- Given request
Omit every picture, then give all the entries again exactly.

- Task data
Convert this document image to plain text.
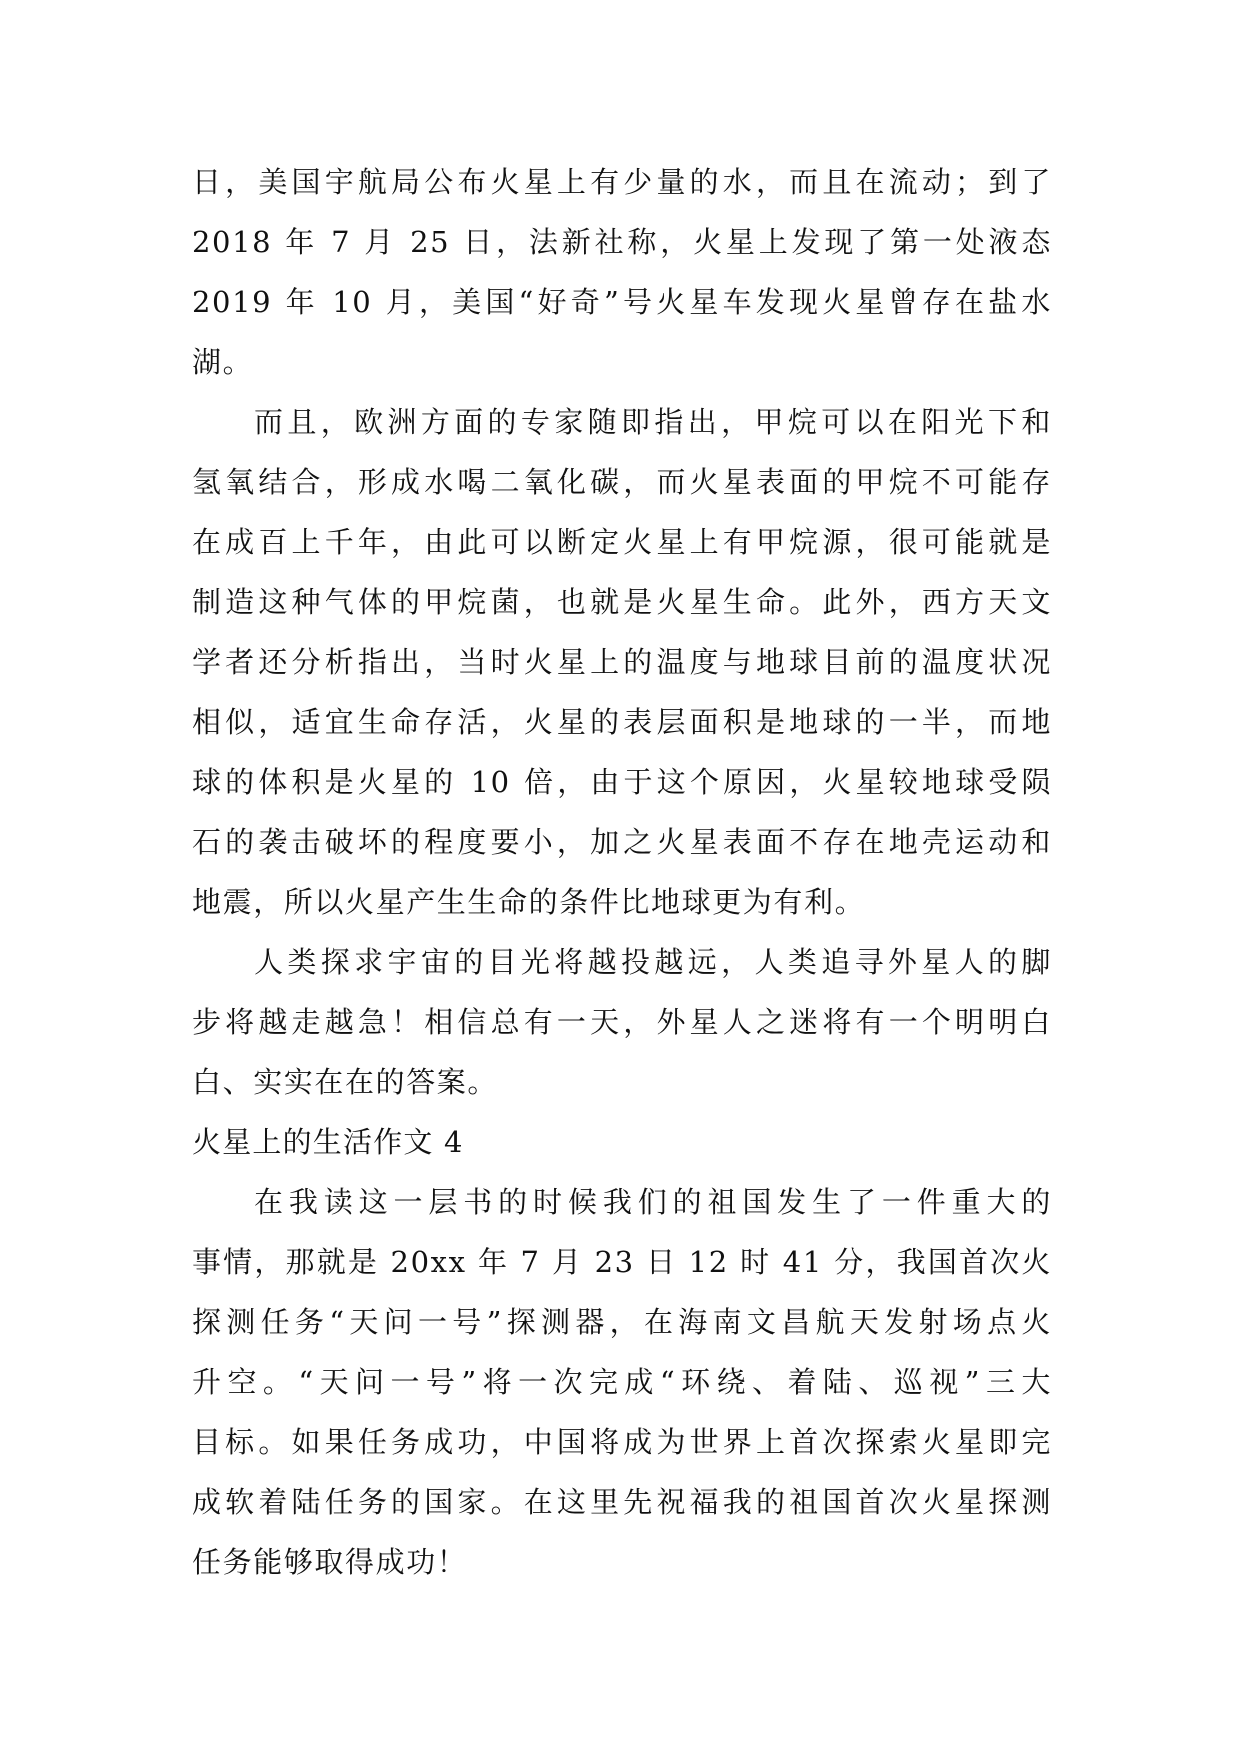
日，美国宇航局公布火星上有少量的水，而且在流动；到了
2018 年 7 月 25 日，法新社称，火星上发现了第一处液态
2019 年 10 月，美国“好奇”号火星车发现火星曾存在盐水
湖。
而且，欧洲方面的专家随即指出，甲烷可以在阳光下和
氢氧结合，形成水喝二氧化碳，而火星表面的甲烷不可能存
在成百上千年，由此可以断定火星上有甲烷源，很可能就是
制造这种气体的甲烷菌，也就是火星生命。此外，西方天文
学者还分析指出，当时火星上的温度与地球目前的温度状况
相似，适宜生命存活，火星的表层面积是地球的一半，而地
球的体积是火星的 10 倍，由于这个原因，火星较地球受陨
石的袭击破坏的程度要小，加之火星表面不存在地壳运动和
地震，所以火星产生生命的条件比地球更为有利。
人类探求宇宙的目光将越投越远，人类追寻外星人的脚
步将越走越急！相信总有一天，外星人之迷将有一个明明白
白、实实在在的答案。
火星上的生活作文 4
在我读这一层书的时候我们的祖国发生了一件重大的
事情，那就是 20xx 年 7 月 23 日 12 时 41 分，我国首次火
探测任务“天问一号”探测器，在海南文昌航天发射场点火
升空。“天问一号”将一次完成“环绕、着陆、巡视”三大
目标。如果任务成功，中国将成为世界上首次探索火星即完
成软着陆任务的国家。在这里先祝福我的祖国首次火星探测
任务能够取得成功！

- Result of the task
Convert this document image to plain text.
日，美国宇航局公布火星上有少量的水，而且在流动；到了
2018 年 7 月 25 日，法新社称，火星上发现了第一处液态
2019 年 10 月，美国“好奇”号火星车发现火星曾存在盐水
湖。
而且，欧洲方面的专家随即指出，甲烷可以在阳光下和
氢氧结合，形成水喝二氧化碳，而火星表面的甲烷不可能存
在成百上千年，由此可以断定火星上有甲烷源，很可能就是
制造这种气体的甲烷菌，也就是火星生命。此外，西方天文
学者还分析指出，当时火星上的温度与地球目前的温度状况
相似，适宜生命存活，火星的表层面积是地球的一半，而地
球的体积是火星的 10 倍，由于这个原因，火星较地球受陨
石的袭击破坏的程度要小，加之火星表面不存在地壳运动和
地震，所以火星产生生命的条件比地球更为有利。
人类探求宇宙的目光将越投越远，人类追寻外星人的脚
步将越走越急！相信总有一天，外星人之迷将有一个明明白
白、实实在在的答案。
火星上的生活作文 4
在我读这一层书的时候我们的祖国发生了一件重大的
事情，那就是 20xx 年 7 月 23 日 12 时 41 分，我国首次火
探测任务“天问一号”探测器，在海南文昌航天发射场点火
升空。“天问一号”将一次完成“环绕、着陆、巡视”三大
目标。如果任务成功，中国将成为世界上首次探索火星即完
成软着陆任务的国家。在这里先祝福我的祖国首次火星探测
任务能够取得成功！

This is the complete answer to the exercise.